### Prompt
Of all the lines here, how many include the string "minmax"? Answer with the number only.

### Dataset rows about figures
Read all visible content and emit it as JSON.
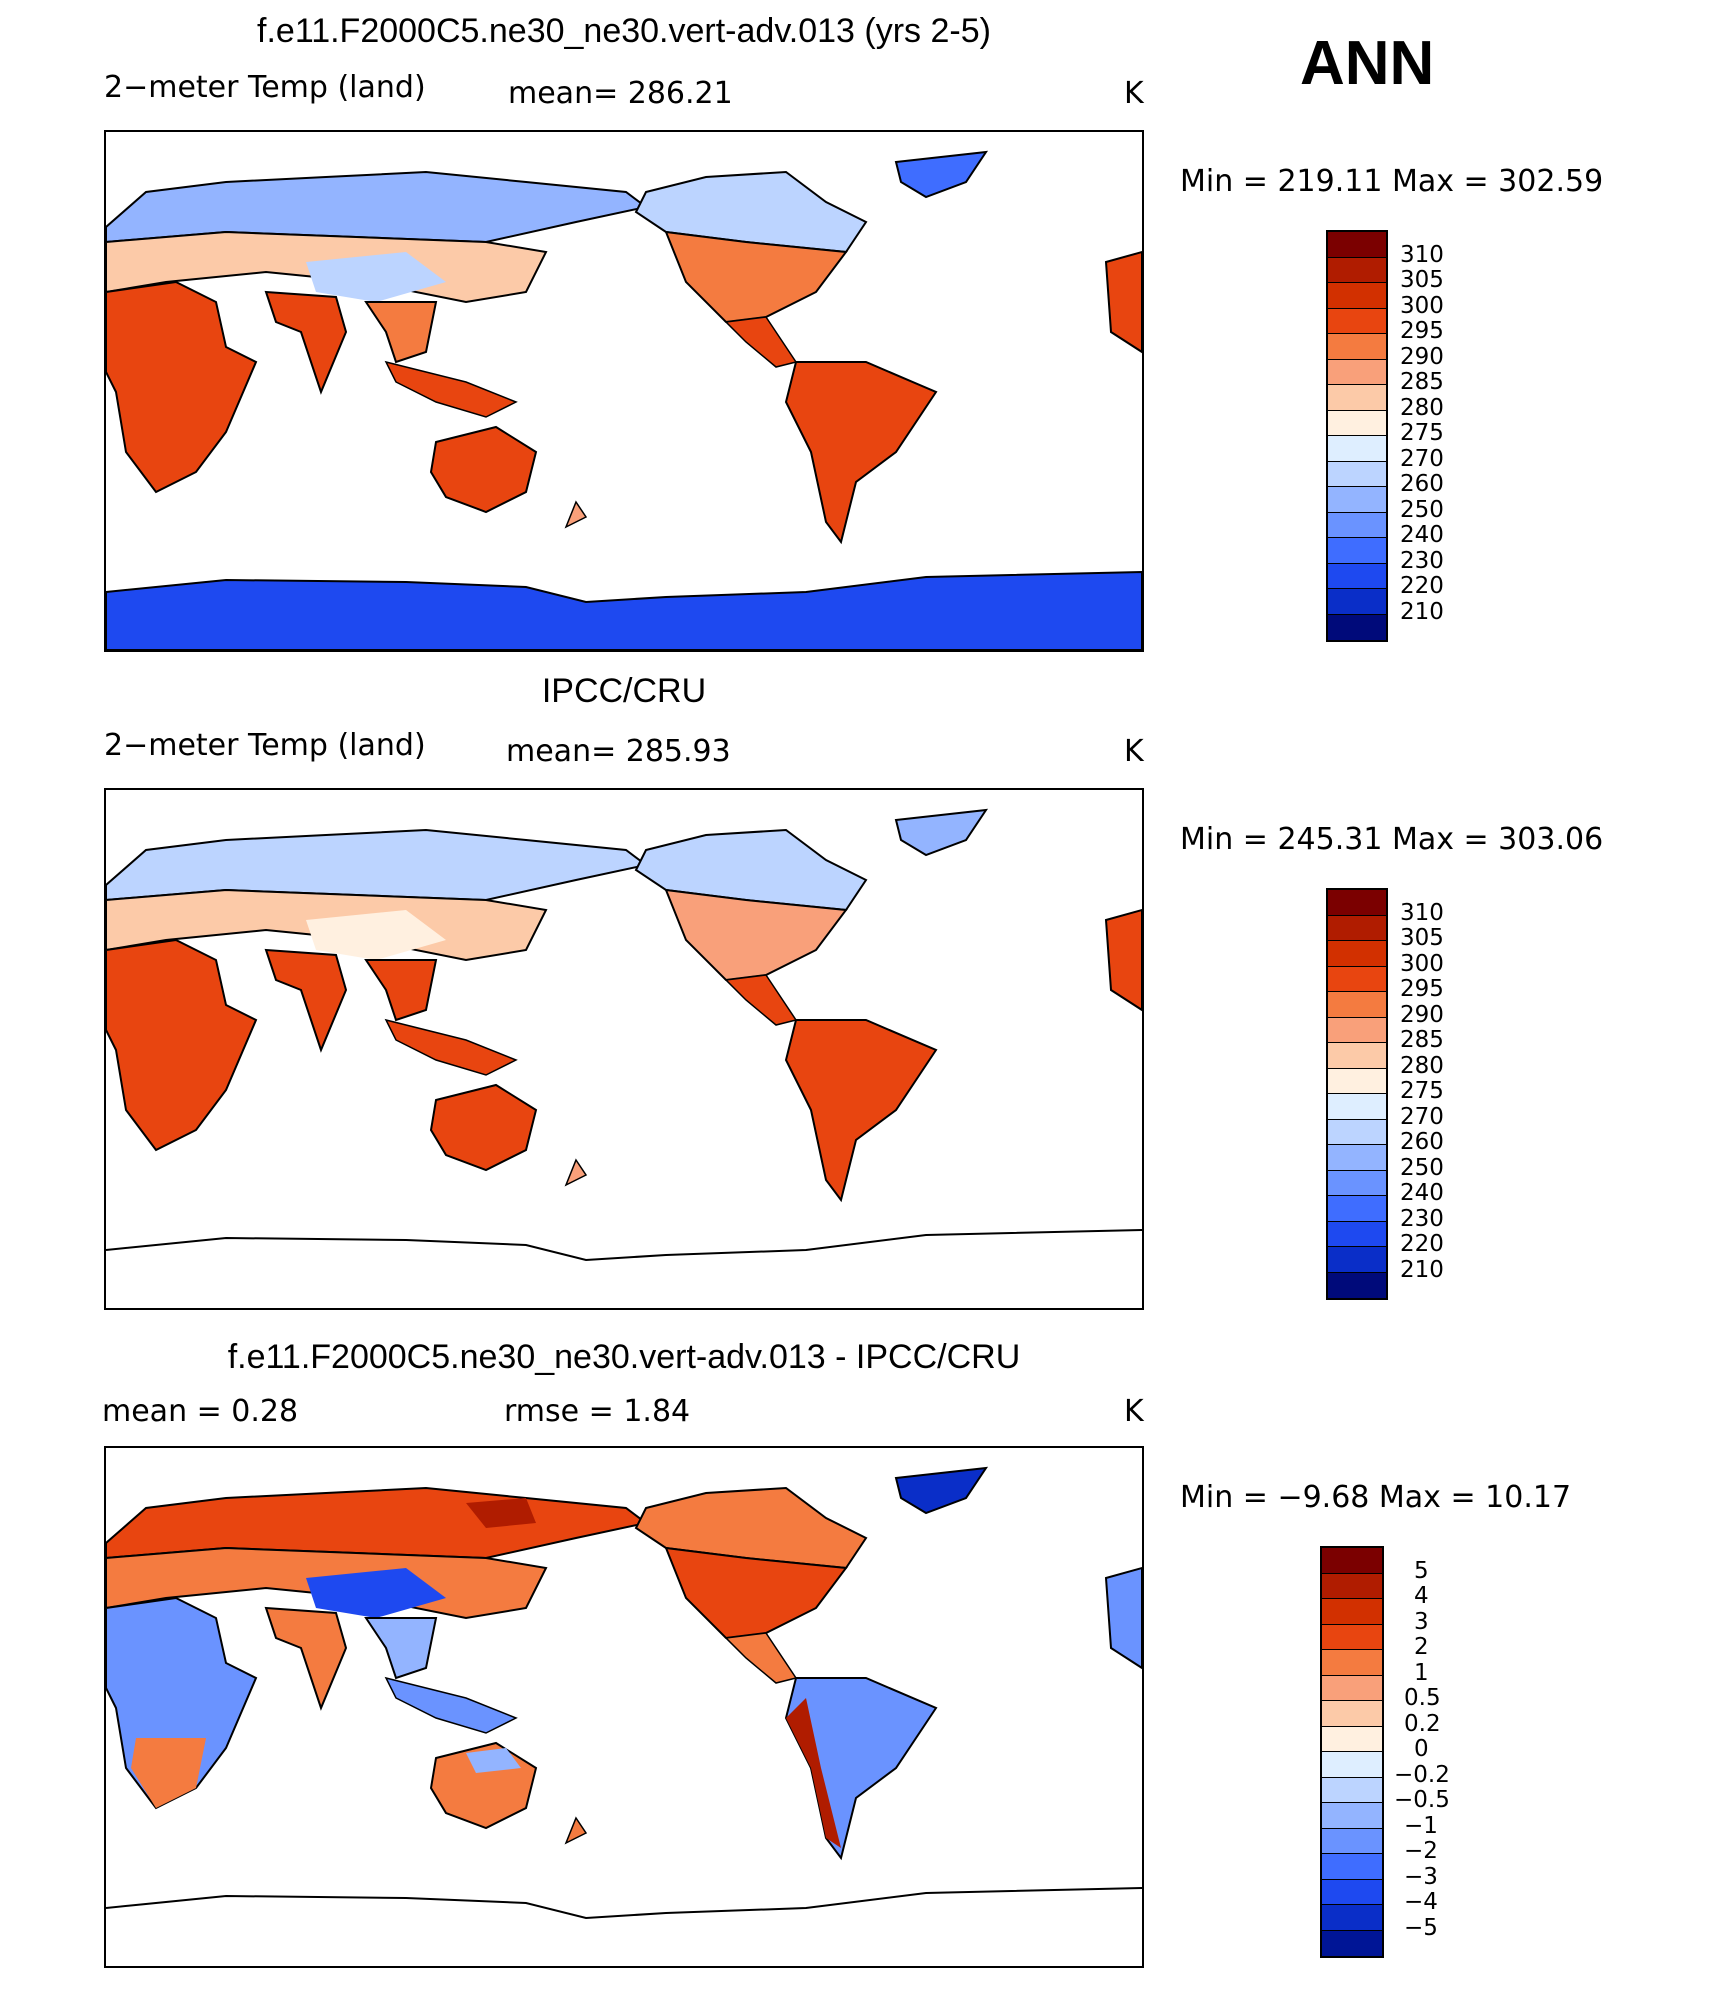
{
  "season": "ANN",
  "colors": {
    "scale": [
      "#7b0000",
      "#b01c00",
      "#d23000",
      "#e84510",
      "#f47b40",
      "#f9a07a",
      "#fccaa8",
      "#fff0e0",
      "#deeeff",
      "#bcd4ff",
      "#93b4ff",
      "#6a93ff",
      "#3f6dff",
      "#1e49f0",
      "#0a2ec8",
      "#001596",
      "#000a7a"
    ],
    "diff_scale": [
      "#7b0000",
      "#b01c00",
      "#d23000",
      "#e84510",
      "#f47b40",
      "#f9a07a",
      "#fccaa8",
      "#fff0e0",
      "#deeeff",
      "#bcd4ff",
      "#93b4ff",
      "#6a93ff",
      "#3f6dff",
      "#1e49f0",
      "#0a2ec8",
      "#001596"
    ]
  },
  "panels": [
    {
      "title": "f.e11.F2000C5.ne30_ne30.vert-adv.013 (yrs 2-5)",
      "variable": "2−meter Temp (land)",
      "stat_left": "mean=  286.21",
      "units": "K",
      "minmax": "Min  =  219.11  Max  =  302.59",
      "levels": [
        "310",
        "305",
        "300",
        "295",
        "290",
        "285",
        "280",
        "275",
        "270",
        "260",
        "250",
        "240",
        "230",
        "220",
        "210"
      ],
      "antarctica_filled": true
    },
    {
      "title": "IPCC/CRU",
      "variable": "2−meter Temp (land)",
      "stat_left": "mean=  285.93",
      "units": "K",
      "minmax": "Min  =  245.31  Max  =  303.06",
      "levels": [
        "310",
        "305",
        "300",
        "295",
        "290",
        "285",
        "280",
        "275",
        "270",
        "260",
        "250",
        "240",
        "230",
        "220",
        "210"
      ],
      "antarctica_filled": false
    },
    {
      "title": "f.e11.F2000C5.ne30_ne30.vert-adv.013 - IPCC/CRU",
      "variable": "",
      "stat_left": "mean =     0.28",
      "stat_mid": "rmse =     1.84",
      "units": "K",
      "minmax": "Min  =    −9.68  Max  =    10.17",
      "levels": [
        "5",
        "4",
        "3",
        "2",
        "1",
        "0.5",
        "0.2",
        "0",
        "−0.2",
        "−0.5",
        "−1",
        "−2",
        "−3",
        "−4",
        "−5"
      ],
      "antarctica_filled": false
    }
  ]
}
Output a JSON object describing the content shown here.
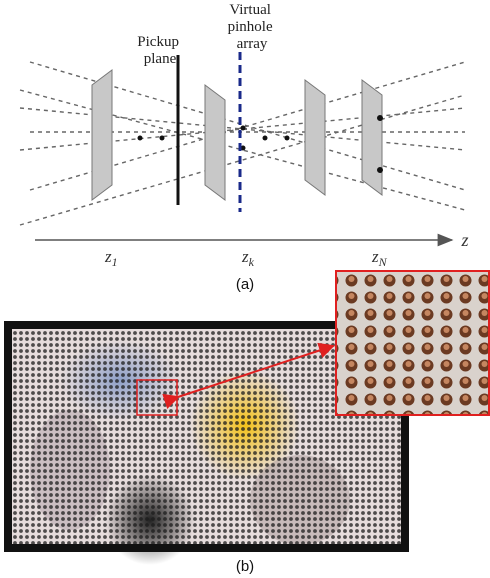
{
  "figure_a": {
    "pickup_plane": [
      "Pickup",
      "plane"
    ],
    "pinhole_array": [
      "Virtual",
      "pinhole",
      "array"
    ],
    "axis_labels": [
      {
        "text": "z",
        "subscript": "1"
      },
      {
        "text": "z",
        "subscript": "k"
      },
      {
        "text": "z",
        "subscript": "N"
      }
    ],
    "axis_name": "z",
    "caption": "(a)"
  },
  "figure_b": {
    "caption": "(b)"
  }
}
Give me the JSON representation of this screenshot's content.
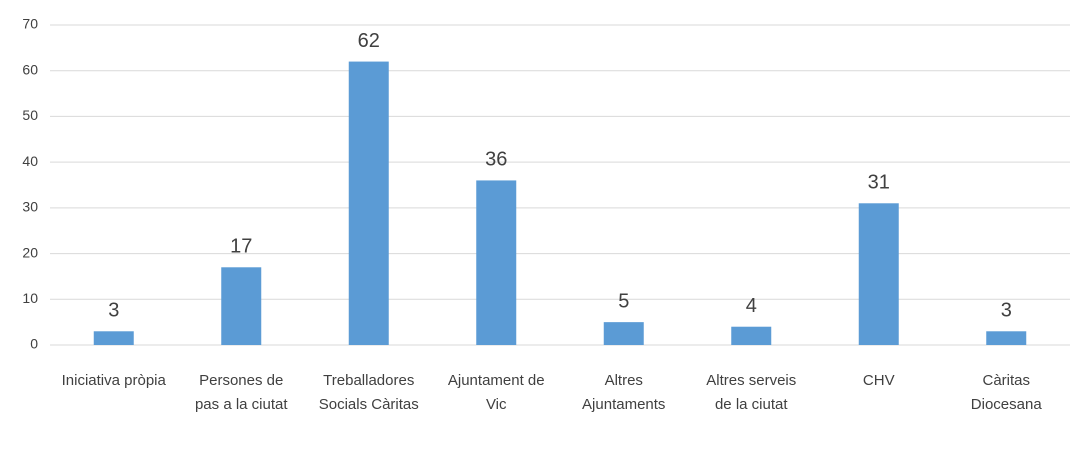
{
  "chart_data": {
    "type": "bar",
    "categories": [
      "Iniciativa pròpia",
      "Persones de pas a la ciutat",
      "Treballadores Socials Càritas",
      "Ajuntament de Vic",
      "Altres Ajuntaments",
      "Altres serveis de la ciutat",
      "CHV",
      "Càritas Diocesana"
    ],
    "values": [
      3,
      17,
      62,
      36,
      5,
      4,
      31,
      3
    ],
    "color": "#5b9bd5",
    "ylim": [
      0,
      70
    ],
    "yticks": [
      0,
      10,
      20,
      30,
      40,
      50,
      60,
      70
    ],
    "grid": true
  }
}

### Answer in full
3